_Written problem_
Return the listing below unchanged, minus its pictures.

_Provided records_
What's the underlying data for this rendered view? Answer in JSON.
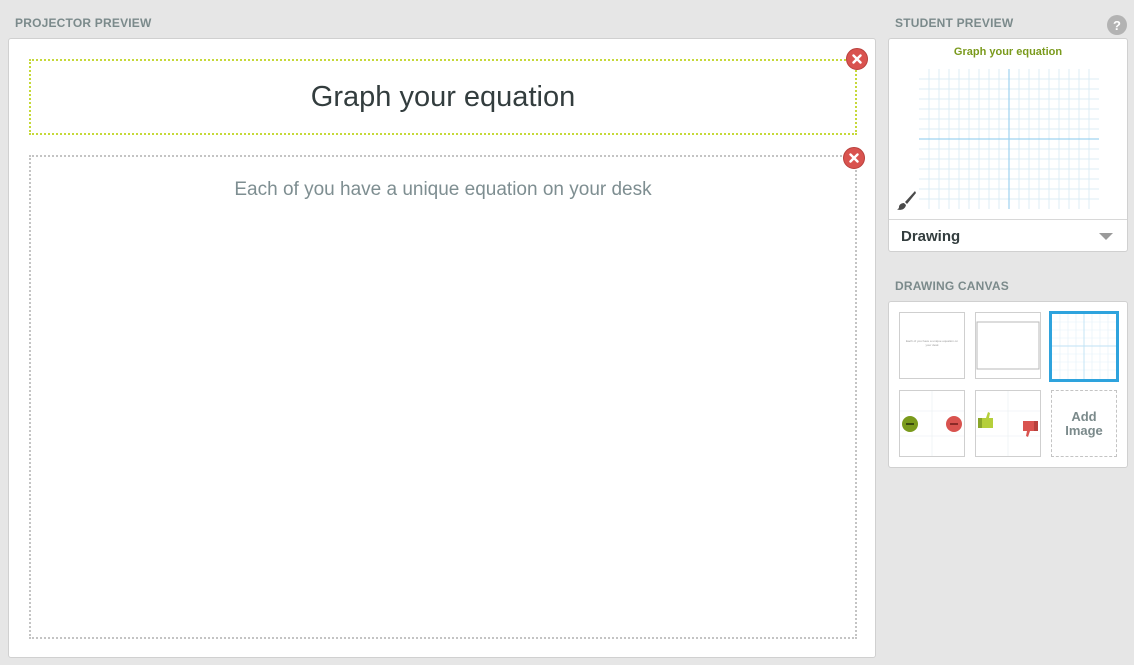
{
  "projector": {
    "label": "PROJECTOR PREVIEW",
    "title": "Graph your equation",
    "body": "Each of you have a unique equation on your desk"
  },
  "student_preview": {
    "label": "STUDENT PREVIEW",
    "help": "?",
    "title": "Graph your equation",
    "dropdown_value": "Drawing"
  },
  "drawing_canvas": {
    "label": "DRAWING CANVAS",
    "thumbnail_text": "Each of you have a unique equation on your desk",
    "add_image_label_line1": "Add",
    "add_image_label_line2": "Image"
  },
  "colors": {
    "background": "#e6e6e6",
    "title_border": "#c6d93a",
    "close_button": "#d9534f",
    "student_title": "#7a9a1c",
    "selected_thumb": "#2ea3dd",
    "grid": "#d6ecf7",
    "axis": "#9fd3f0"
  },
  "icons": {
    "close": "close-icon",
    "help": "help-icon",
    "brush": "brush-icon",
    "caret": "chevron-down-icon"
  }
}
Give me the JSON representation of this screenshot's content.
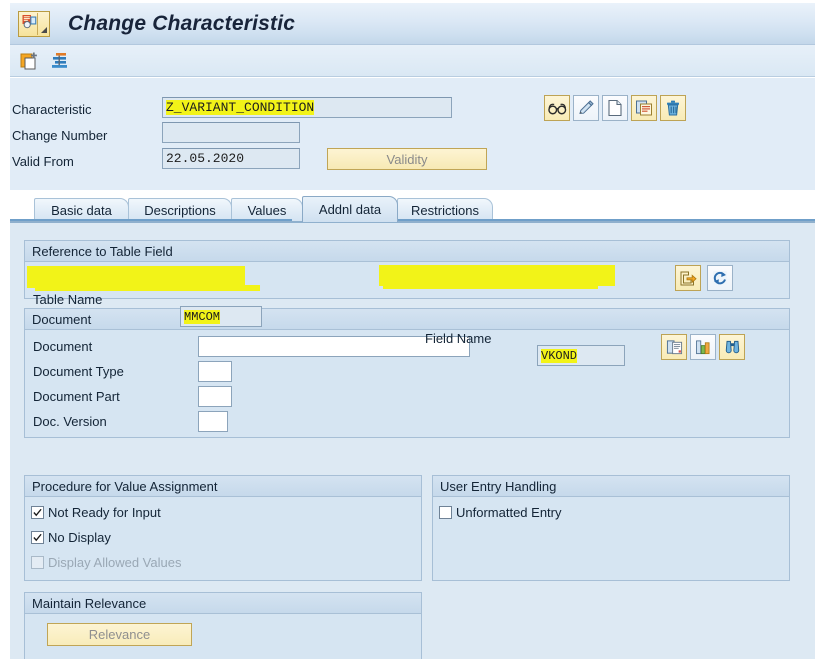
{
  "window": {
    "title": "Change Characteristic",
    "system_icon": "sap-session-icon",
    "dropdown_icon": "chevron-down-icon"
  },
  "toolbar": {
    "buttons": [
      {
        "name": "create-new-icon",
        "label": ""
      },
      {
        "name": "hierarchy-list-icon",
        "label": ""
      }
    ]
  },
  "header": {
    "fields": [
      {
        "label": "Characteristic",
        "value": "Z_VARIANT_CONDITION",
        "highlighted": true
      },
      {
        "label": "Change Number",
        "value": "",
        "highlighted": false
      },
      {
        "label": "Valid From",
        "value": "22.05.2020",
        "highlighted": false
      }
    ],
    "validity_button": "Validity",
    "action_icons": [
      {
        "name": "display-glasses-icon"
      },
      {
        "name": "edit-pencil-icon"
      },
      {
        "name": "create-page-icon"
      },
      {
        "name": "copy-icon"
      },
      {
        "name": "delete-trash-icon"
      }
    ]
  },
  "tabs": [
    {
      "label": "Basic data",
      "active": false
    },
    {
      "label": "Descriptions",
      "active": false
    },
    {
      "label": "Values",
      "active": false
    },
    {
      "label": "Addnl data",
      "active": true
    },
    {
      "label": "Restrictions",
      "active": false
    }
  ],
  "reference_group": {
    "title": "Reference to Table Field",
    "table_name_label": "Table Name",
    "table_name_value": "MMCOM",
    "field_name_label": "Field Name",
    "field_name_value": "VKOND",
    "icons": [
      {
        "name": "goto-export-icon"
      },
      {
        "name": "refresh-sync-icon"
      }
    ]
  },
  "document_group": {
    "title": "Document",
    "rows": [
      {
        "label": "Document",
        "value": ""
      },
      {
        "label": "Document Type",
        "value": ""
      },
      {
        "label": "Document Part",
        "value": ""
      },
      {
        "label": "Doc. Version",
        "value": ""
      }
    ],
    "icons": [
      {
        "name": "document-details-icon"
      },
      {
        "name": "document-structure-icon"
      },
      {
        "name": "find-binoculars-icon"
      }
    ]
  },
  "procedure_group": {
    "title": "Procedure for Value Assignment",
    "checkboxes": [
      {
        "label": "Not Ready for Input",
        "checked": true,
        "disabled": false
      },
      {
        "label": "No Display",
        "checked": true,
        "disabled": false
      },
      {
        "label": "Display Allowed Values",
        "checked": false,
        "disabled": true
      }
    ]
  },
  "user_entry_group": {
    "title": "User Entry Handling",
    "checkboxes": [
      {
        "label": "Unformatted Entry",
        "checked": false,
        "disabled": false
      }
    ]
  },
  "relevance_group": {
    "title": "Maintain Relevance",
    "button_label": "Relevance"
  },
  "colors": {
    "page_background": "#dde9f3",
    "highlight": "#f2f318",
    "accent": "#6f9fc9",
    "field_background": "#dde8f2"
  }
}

_Output of the exercise_
What's the underlying data for this rendered view? Answer in JSON.
{
  "projector": {
    "label": "PROJECTOR PREVIEW",
    "title": "Graph your equation",
    "body": "Each of you have a unique equation on your desk"
  },
  "student_preview": {
    "label": "STUDENT PREVIEW",
    "help": "?",
    "title": "Graph your equation",
    "dropdown_value": "Drawing"
  },
  "drawing_canvas": {
    "label": "DRAWING CANVAS",
    "thumbnail_text": "Each of you have a unique equation on your desk",
    "add_image_label_line1": "Add",
    "add_image_label_line2": "Image"
  },
  "colors": {
    "background": "#e6e6e6",
    "title_border": "#c6d93a",
    "close_button": "#d9534f",
    "student_title": "#7a9a1c",
    "selected_thumb": "#2ea3dd",
    "grid": "#d6ecf7",
    "axis": "#9fd3f0"
  },
  "icons": {
    "close": "close-icon",
    "help": "help-icon",
    "brush": "brush-icon",
    "caret": "chevron-down-icon"
  }
}
Give me the JSON representation of this screenshot's content.
{
  "window": {
    "title": "Change Characteristic",
    "system_icon": "sap-session-icon",
    "dropdown_icon": "chevron-down-icon"
  },
  "toolbar": {
    "buttons": [
      {
        "name": "create-new-icon",
        "label": ""
      },
      {
        "name": "hierarchy-list-icon",
        "label": ""
      }
    ]
  },
  "header": {
    "fields": [
      {
        "label": "Characteristic",
        "value": "Z_VARIANT_CONDITION",
        "highlighted": true
      },
      {
        "label": "Change Number",
        "value": "",
        "highlighted": false
      },
      {
        "label": "Valid From",
        "value": "22.05.2020",
        "highlighted": false
      }
    ],
    "validity_button": "Validity",
    "action_icons": [
      {
        "name": "display-glasses-icon"
      },
      {
        "name": "edit-pencil-icon"
      },
      {
        "name": "create-page-icon"
      },
      {
        "name": "copy-icon"
      },
      {
        "name": "delete-trash-icon"
      }
    ]
  },
  "tabs": [
    {
      "label": "Basic data",
      "active": false
    },
    {
      "label": "Descriptions",
      "active": false
    },
    {
      "label": "Values",
      "active": false
    },
    {
      "label": "Addnl data",
      "active": true
    },
    {
      "label": "Restrictions",
      "active": false
    }
  ],
  "reference_group": {
    "title": "Reference to Table Field",
    "table_name_label": "Table Name",
    "table_name_value": "MMCOM",
    "field_name_label": "Field Name",
    "field_name_value": "VKOND",
    "icons": [
      {
        "name": "goto-export-icon"
      },
      {
        "name": "refresh-sync-icon"
      }
    ]
  },
  "document_group": {
    "title": "Document",
    "rows": [
      {
        "label": "Document",
        "value": ""
      },
      {
        "label": "Document Type",
        "value": ""
      },
      {
        "label": "Document Part",
        "value": ""
      },
      {
        "label": "Doc. Version",
        "value": ""
      }
    ],
    "icons": [
      {
        "name": "document-details-icon"
      },
      {
        "name": "document-structure-icon"
      },
      {
        "name": "find-binoculars-icon"
      }
    ]
  },
  "procedure_group": {
    "title": "Procedure for Value Assignment",
    "checkboxes": [
      {
        "label": "Not Ready for Input",
        "checked": true,
        "disabled": false
      },
      {
        "label": "No Display",
        "checked": true,
        "disabled": false
      },
      {
        "label": "Display Allowed Values",
        "checked": false,
        "disabled": true
      }
    ]
  },
  "user_entry_group": {
    "title": "User Entry Handling",
    "checkboxes": [
      {
        "label": "Unformatted Entry",
        "checked": false,
        "disabled": false
      }
    ]
  },
  "relevance_group": {
    "title": "Maintain Relevance",
    "button_label": "Relevance"
  },
  "colors": {
    "page_background": "#dde9f3",
    "highlight": "#f2f318",
    "accent": "#6f9fc9",
    "field_background": "#dde8f2"
  }
}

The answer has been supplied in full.